<<<<

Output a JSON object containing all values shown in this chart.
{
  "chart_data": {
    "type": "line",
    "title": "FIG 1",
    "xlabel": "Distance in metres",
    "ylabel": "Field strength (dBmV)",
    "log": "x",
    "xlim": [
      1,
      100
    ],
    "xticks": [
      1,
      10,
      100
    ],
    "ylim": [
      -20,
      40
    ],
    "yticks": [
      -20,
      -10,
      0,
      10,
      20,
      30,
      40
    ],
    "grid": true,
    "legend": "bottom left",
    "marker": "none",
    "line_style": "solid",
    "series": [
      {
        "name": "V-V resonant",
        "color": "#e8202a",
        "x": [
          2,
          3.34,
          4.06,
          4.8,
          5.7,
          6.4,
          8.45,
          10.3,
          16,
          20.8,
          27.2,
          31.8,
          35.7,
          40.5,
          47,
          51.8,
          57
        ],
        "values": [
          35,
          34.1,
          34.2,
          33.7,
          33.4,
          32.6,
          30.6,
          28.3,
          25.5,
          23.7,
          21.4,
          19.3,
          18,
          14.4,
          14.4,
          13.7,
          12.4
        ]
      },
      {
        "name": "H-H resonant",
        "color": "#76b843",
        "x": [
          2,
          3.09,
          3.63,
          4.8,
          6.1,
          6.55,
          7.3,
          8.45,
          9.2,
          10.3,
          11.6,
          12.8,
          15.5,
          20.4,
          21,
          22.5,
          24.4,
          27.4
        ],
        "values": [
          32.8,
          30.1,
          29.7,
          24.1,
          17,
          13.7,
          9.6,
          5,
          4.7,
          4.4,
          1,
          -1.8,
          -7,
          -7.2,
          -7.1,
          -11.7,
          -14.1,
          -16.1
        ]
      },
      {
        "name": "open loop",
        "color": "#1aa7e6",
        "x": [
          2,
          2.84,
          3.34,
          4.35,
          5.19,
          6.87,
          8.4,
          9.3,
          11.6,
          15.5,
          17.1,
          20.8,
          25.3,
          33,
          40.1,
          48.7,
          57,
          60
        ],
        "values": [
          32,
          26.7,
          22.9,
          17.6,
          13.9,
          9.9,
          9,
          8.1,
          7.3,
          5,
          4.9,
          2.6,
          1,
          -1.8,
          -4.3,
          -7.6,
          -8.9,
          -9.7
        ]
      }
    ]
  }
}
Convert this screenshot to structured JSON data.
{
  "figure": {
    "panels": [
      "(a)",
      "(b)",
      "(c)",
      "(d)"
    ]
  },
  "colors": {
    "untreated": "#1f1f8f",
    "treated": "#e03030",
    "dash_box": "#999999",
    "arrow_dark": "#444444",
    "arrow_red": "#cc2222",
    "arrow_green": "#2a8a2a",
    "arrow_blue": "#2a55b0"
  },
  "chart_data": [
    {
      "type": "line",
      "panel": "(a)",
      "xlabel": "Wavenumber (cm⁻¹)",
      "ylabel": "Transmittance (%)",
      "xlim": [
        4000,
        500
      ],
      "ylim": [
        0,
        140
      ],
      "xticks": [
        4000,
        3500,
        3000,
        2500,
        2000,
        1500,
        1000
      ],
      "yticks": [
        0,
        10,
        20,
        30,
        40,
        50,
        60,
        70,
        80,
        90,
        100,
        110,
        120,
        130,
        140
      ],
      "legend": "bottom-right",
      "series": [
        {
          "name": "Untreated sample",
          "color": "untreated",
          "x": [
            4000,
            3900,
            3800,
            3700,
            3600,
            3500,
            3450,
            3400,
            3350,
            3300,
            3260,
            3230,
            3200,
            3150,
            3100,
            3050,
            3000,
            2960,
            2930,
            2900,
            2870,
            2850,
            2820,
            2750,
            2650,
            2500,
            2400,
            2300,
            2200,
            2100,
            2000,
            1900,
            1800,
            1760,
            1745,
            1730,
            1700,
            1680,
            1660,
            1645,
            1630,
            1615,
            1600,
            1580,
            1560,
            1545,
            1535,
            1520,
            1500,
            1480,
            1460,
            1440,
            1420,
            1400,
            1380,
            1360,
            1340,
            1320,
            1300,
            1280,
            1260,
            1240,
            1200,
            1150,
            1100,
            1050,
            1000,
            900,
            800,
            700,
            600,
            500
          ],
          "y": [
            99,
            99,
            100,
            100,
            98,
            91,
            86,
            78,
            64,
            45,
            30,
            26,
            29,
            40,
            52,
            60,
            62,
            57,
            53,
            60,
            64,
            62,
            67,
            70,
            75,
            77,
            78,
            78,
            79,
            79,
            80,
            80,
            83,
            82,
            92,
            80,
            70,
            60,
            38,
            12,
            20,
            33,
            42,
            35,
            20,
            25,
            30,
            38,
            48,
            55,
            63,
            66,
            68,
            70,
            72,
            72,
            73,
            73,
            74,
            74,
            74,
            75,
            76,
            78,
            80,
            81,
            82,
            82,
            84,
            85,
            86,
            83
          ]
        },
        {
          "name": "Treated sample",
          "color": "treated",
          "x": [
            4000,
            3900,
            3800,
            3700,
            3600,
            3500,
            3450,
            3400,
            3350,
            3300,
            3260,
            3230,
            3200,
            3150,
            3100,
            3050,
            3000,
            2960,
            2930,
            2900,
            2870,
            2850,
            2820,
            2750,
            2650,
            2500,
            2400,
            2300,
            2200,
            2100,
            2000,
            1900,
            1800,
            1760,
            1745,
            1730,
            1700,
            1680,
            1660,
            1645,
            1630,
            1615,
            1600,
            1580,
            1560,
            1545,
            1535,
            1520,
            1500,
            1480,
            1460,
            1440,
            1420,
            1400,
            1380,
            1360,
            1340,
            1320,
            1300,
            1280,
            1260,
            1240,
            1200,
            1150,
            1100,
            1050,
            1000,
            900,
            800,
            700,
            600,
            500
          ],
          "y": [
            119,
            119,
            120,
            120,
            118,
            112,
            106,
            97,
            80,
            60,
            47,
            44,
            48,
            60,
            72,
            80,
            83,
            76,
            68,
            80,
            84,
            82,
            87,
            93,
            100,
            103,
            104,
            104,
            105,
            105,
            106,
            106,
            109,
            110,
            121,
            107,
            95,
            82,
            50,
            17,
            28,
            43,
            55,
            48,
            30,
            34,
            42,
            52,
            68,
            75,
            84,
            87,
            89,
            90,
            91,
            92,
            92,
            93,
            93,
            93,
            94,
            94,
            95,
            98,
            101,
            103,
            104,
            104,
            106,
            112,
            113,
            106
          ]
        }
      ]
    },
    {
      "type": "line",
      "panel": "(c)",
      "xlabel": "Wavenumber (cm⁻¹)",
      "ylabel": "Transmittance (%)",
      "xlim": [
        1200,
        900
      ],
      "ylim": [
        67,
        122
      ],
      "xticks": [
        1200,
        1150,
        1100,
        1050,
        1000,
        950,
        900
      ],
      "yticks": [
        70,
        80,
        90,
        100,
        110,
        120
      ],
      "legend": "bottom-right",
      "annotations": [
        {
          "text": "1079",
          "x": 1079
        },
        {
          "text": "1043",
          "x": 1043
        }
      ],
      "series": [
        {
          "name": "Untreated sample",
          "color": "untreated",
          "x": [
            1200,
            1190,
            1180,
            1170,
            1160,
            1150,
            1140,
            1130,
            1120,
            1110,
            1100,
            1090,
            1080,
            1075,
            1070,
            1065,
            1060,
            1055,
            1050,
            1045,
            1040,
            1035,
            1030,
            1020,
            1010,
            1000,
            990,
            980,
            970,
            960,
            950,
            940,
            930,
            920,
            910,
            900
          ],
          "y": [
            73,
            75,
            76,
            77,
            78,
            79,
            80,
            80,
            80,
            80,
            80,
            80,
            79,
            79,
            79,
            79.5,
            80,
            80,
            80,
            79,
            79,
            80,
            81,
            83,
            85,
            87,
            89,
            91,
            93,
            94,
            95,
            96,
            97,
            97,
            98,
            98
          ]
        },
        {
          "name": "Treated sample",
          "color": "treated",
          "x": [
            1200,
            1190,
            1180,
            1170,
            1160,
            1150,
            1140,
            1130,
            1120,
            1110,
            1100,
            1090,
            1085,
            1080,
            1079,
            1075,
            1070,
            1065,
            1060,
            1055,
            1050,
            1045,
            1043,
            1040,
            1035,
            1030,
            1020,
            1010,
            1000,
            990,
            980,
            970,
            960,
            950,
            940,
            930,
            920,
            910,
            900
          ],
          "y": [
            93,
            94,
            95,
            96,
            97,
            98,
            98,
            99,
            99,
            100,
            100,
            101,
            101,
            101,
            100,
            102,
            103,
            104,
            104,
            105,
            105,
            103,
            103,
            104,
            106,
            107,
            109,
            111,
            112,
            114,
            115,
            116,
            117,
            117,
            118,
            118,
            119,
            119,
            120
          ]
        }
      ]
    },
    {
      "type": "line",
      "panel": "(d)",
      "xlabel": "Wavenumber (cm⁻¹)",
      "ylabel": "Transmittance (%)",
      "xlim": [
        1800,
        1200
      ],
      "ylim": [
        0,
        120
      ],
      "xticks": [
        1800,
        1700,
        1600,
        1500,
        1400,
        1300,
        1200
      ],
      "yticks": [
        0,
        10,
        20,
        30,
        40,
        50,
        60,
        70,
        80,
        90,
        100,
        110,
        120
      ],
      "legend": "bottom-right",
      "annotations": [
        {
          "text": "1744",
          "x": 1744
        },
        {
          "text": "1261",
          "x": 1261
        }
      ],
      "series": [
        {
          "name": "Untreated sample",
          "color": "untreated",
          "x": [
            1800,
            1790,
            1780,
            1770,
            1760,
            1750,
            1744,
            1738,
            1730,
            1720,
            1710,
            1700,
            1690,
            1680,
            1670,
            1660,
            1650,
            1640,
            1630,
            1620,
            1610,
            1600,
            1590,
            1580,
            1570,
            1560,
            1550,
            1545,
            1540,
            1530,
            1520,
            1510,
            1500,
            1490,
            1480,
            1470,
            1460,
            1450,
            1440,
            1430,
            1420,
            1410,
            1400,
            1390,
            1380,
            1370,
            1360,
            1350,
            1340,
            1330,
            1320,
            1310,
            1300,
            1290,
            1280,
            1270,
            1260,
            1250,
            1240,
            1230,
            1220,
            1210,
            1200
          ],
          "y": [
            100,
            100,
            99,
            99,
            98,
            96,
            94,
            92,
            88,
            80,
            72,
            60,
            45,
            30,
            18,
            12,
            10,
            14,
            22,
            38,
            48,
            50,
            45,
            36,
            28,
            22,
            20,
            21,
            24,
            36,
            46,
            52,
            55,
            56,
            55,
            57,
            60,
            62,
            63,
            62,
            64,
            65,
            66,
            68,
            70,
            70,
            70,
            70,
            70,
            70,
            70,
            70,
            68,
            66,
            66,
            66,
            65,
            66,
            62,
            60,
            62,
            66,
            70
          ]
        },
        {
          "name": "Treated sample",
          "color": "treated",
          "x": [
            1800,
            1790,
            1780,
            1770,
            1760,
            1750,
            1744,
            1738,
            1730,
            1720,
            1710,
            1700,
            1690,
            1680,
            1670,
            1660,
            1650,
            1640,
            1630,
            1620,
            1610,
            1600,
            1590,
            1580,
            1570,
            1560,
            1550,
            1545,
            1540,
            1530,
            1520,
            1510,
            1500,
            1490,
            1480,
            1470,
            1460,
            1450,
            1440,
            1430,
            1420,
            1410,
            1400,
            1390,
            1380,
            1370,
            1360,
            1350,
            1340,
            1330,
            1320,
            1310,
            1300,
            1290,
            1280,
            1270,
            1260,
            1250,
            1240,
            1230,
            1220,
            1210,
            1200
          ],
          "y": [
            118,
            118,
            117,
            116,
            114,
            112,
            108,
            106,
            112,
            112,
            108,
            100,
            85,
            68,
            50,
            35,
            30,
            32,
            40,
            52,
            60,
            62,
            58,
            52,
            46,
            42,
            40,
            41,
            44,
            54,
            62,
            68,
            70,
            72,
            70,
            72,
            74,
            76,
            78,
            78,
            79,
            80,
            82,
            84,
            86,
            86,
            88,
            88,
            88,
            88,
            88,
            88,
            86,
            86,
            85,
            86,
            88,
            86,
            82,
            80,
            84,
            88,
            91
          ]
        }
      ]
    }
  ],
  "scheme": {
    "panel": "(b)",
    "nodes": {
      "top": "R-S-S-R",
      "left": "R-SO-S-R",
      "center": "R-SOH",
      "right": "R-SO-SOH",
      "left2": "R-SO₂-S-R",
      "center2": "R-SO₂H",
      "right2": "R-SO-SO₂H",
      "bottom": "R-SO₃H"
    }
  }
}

>>>>

→ Challenge
Among the lines of the material, find those that hold the word "this" and copy them.

→ Output below
Output a JSON object containing all values shown in this chart.
Convert this screenshot to structured JSON data.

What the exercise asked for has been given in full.